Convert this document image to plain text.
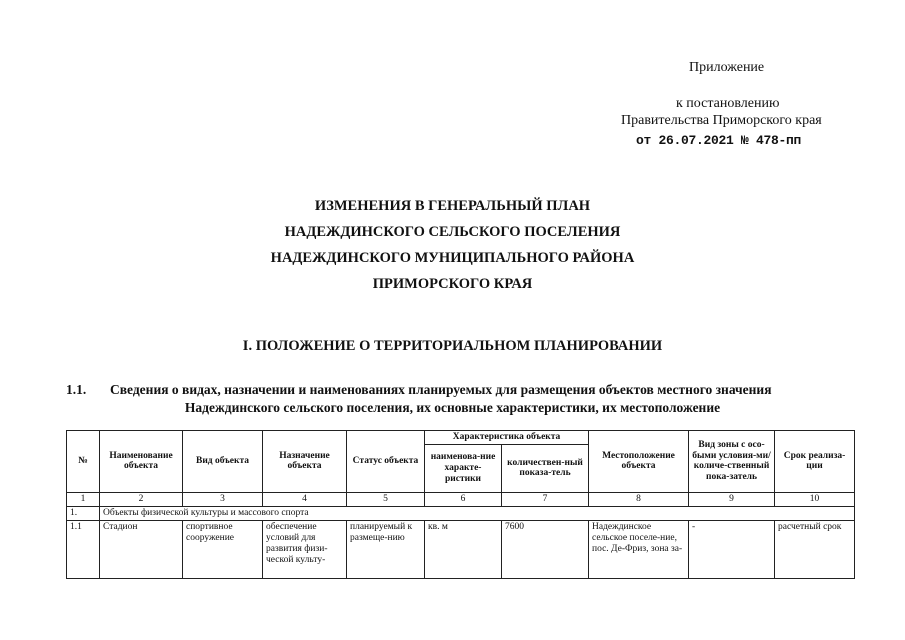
Приложение
к постановлению
Правительства Приморского края
от 26.07.2021 № 478-пп
ИЗМЕНЕНИЯ В ГЕНЕРАЛЬНЫЙ ПЛАН
НАДЕЖДИНСКОГО СЕЛЬСКОГО ПОСЕЛЕНИЯ
НАДЕЖДИНСКОГО МУНИЦИПАЛЬНОГО РАЙОНА
ПРИМОРСКОГО КРАЯ
I. ПОЛОЖЕНИЕ О ТЕРРИТОРИАЛЬНОМ ПЛАНИРОВАНИИ
1.1. Сведения о видах, назначении и наименованиях планируемых для размещения объектов местного значения
Надеждинского сельского поселения, их основные характеристики, их местоположение
№	Наименование объекта	Вид объекта	Назначение объекта	Статус объекта	Характеристика объекта		Местоположение объекта	Вид зоны с осо-быми условия-ми/ количе-ственный пока-затель	Срок реализа-ции
					наименова-ние характе-ристики	количествен-ный показа-тель			
1	2	3	4	5	6	7	8	9	10
1.	Объекты физической культуры и массового спорта								
1.1	Стадион	спортивное сооружение	обеспечение условий для развития физи-ческой культу-	планируемый к размеще-нию	кв. м	7600	Надеждинское сельское поселе-ние, пос. Де-Фриз, зона за-	-	расчетный срок
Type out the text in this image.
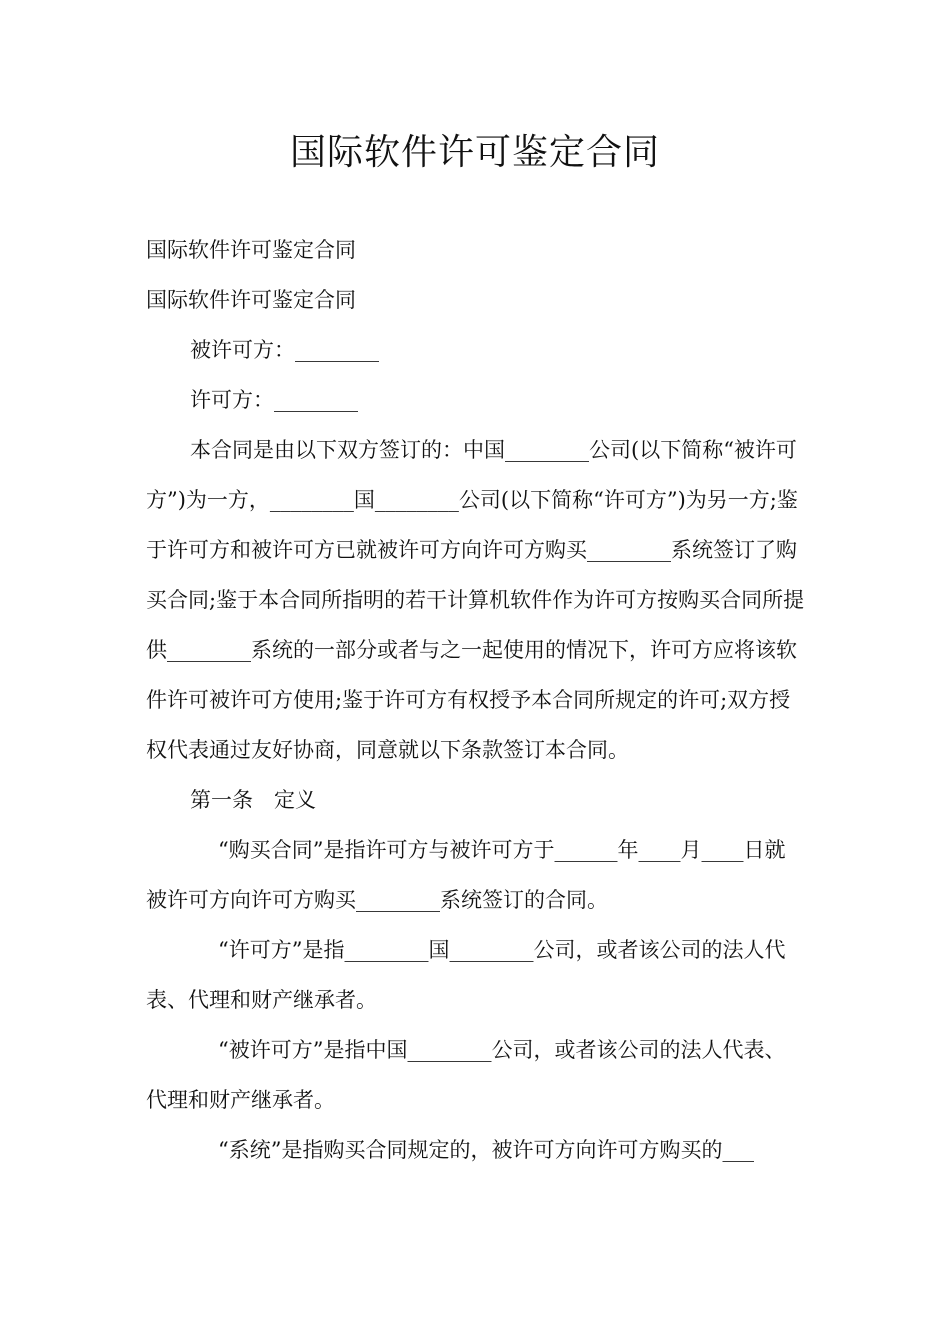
国际软件许可鉴定合同

国际软件许可鉴定合同

国际软件许可鉴定合同

被许可方：________

许可方：________

本合同是由以下双方签订的：中国________公司(以下简称“被许可方”)为一方，________国________公司(以下简称“许可方”)为另一方;鉴于许可方和被许可方已就被许可方向许可方购买________系统签订了购买合同;鉴于本合同所指明的若干计算机软件作为许可方按购买合同所提供________系统的一部分或者与之一起使用的情况下，许可方应将该软件许可被许可方使用;鉴于许可方有权授予本合同所规定的许可;双方授权代表通过友好协商，同意就以下条款签订本合同。

第一条　定义

“购买合同”是指许可方与被许可方于______年____月____日就被许可方向许可方购买________系统签订的合同。

“许可方”是指________国________公司，或者该公司的法人代表、代理和财产继承者。

“被许可方”是指中国________公司，或者该公司的法人代表、代理和财产继承者。

“系统”是指购买合同规定的，被许可方向许可方购买的___
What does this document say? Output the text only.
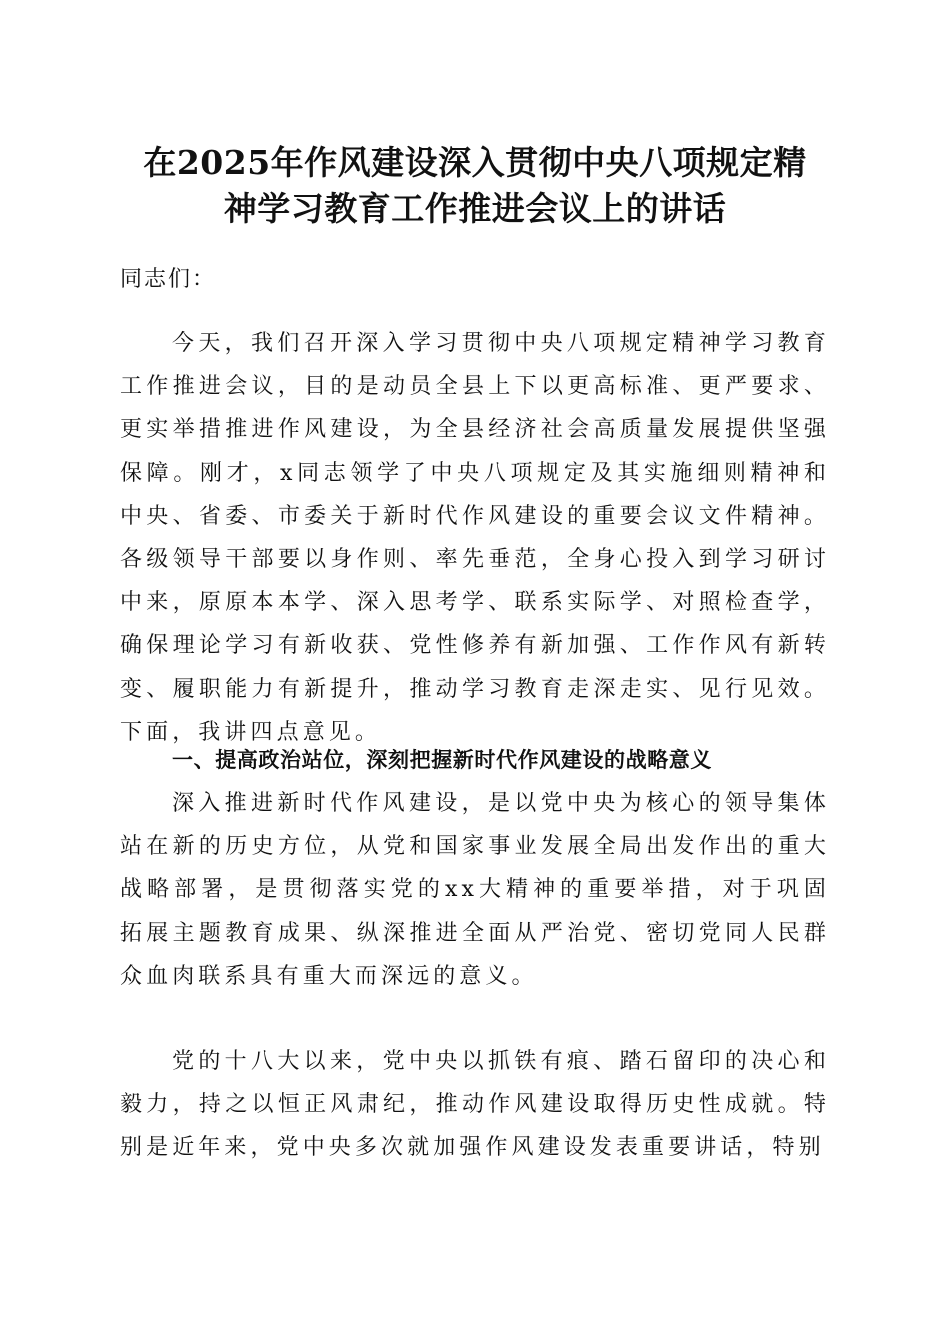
在2025年作风建设深入贯彻中央八项规定精
神学习教育工作推进会议上的讲话

同志们：

今天，我们召开深入学习贯彻中央八项规定精神学习教育工作推进会议，目的是动员全县上下以更高标准、更严要求、更实举措推进作风建设，为全县经济社会高质量发展提供坚强保障。刚才，x同志领学了中央八项规定及其实施细则精神和中央、省委、市委关于新时代作风建设的重要会议文件精神。各级领导干部要以身作则、率先垂范，全身心投入到学习研讨中来，原原本本学、深入思考学、联系实际学、对照检查学，确保理论学习有新收获、党性修养有新加强、工作作风有新转变、履职能力有新提升，推动学习教育走深走实、见行见效。下面，我讲四点意见。

一、提高政治站位，深刻把握新时代作风建设的战略意义

深入推进新时代作风建设，是以党中央为核心的领导集体站在新的历史方位，从党和国家事业发展全局出发作出的重大战略部署，是贯彻落实党的xx大精神的重要举措，对于巩固拓展主题教育成果、纵深推进全面从严治党、密切党同人民群众血肉联系具有重大而深远的意义。

党的十八大以来，党中央以抓铁有痕、踏石留印的决心和毅力，持之以恒正风肃纪，推动作风建设取得历史性成就。特别是近年来，党中央多次就加强作风建设发表重要讲话，特别
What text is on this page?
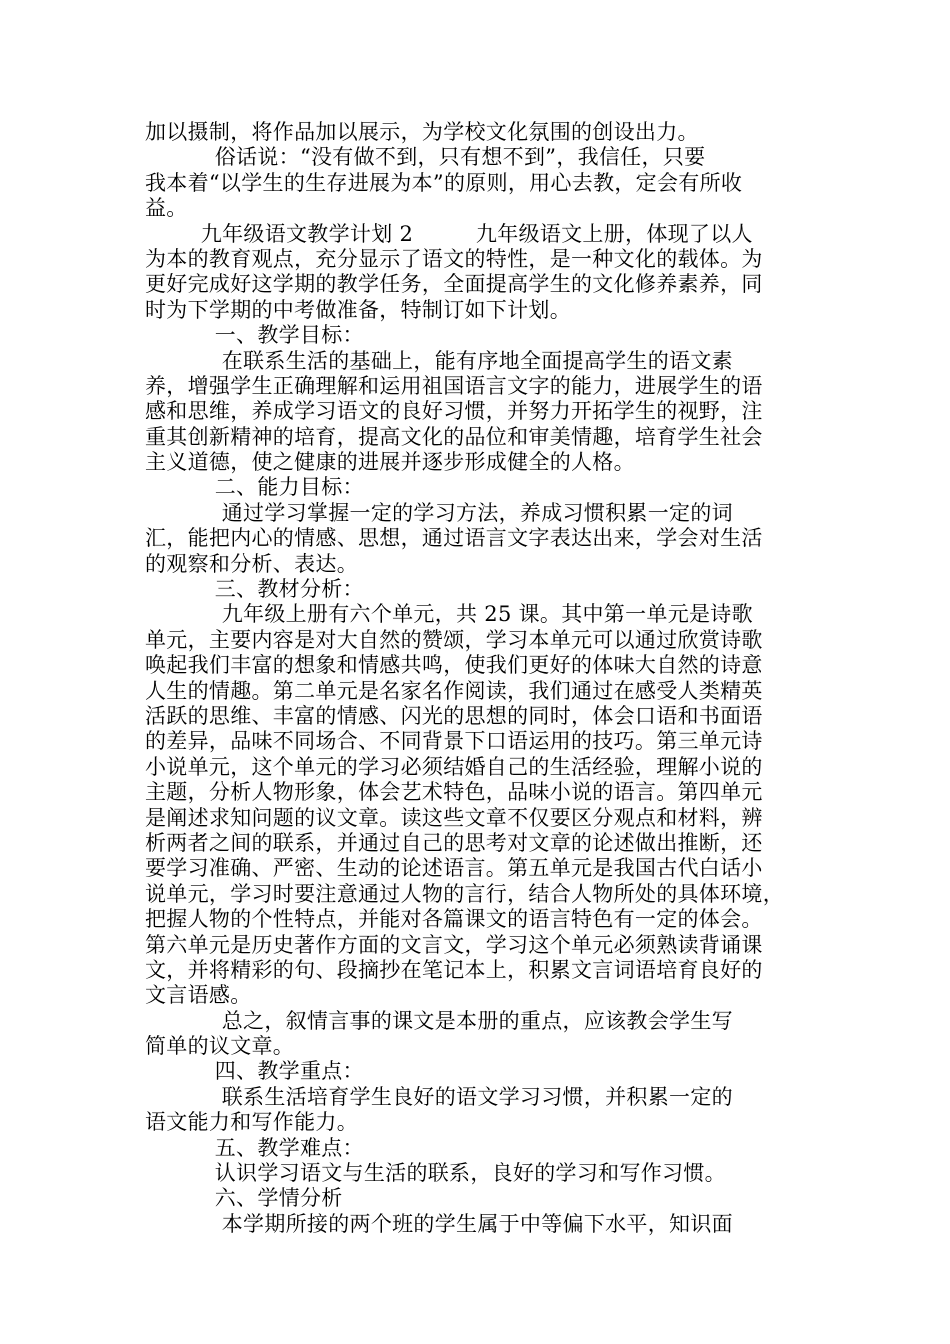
加以摄制，将作品加以展示，为学校文化氛围的创设出力。
俗话说：“没有做不到，只有想不到”，我信任，只要
我本着“以学生的生存进展为本”的原则，用心去教，定会有所收
益。
九年级语文教学计划 2         九年级语文上册，体现了以人
为本的教育观点，充分显示了语文的特性，是一种文化的载体。为
更好完成好这学期的教学任务，全面提高学生的文化修养素养，同
时为下学期的中考做准备，特制订如下计划。
一、教学目标：
在联系生活的基础上，能有序地全面提高学生的语文素
养，增强学生正确理解和运用祖国语言文字的能力，进展学生的语
感和思维，养成学习语文的良好习惯，并努力开拓学生的视野，注
重其创新精神的培育，提高文化的品位和审美情趣，培育学生社会
主义道德，使之健康的进展并逐步形成健全的人格。
二、能力目标：
通过学习掌握一定的学习方法，养成习惯积累一定的词
汇，能把内心的情感、思想，通过语言文字表达出来，学会对生活
的观察和分析、表达。
三、教材分析：
九年级上册有六个单元，共 25 课。其中第一单元是诗歌
单元，主要内容是对大自然的赞颂，学习本单元可以通过欣赏诗歌
唤起我们丰富的想象和情感共鸣，使我们更好的体味大自然的诗意
人生的情趣。第二单元是名家名作阅读，我们通过在感受人类精英
活跃的思维、丰富的情感、闪光的思想的同时，体会口语和书面语
的差异，品味不同场合、不同背景下口语运用的技巧。第三单元诗
小说单元，这个单元的学习必须结婚自己的生活经验，理解小说的
主题，分析人物形象，体会艺术特色，品味小说的语言。第四单元
是阐述求知问题的议文章。读这些文章不仅要区分观点和材料，辨
析两者之间的联系，并通过自己的思考对文章的论述做出推断，还
要学习准确、严密、生动的论述语言。第五单元是我国古代白话小
说单元，学习时要注意通过人物的言行，结合人物所处的具体环境，
把握人物的个性特点，并能对各篇课文的语言特色有一定的体会。
第六单元是历史著作方面的文言文，学习这个单元必须熟读背诵课
文，并将精彩的句、段摘抄在笔记本上，积累文言词语培育良好的
文言语感。
总之，叙情言事的课文是本册的重点，应该教会学生写
简单的议文章。
四、教学重点：
联系生活培育学生良好的语文学习习惯，并积累一定的
语文能力和写作能力。
五、教学难点：
认识学习语文与生活的联系，良好的学习和写作习惯。
六、学情分析
本学期所接的两个班的学生属于中等偏下水平，知识面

──────────────────────────────

List all lines holding the string "image".

Convert this document image to plain text.
Type out the text in this image.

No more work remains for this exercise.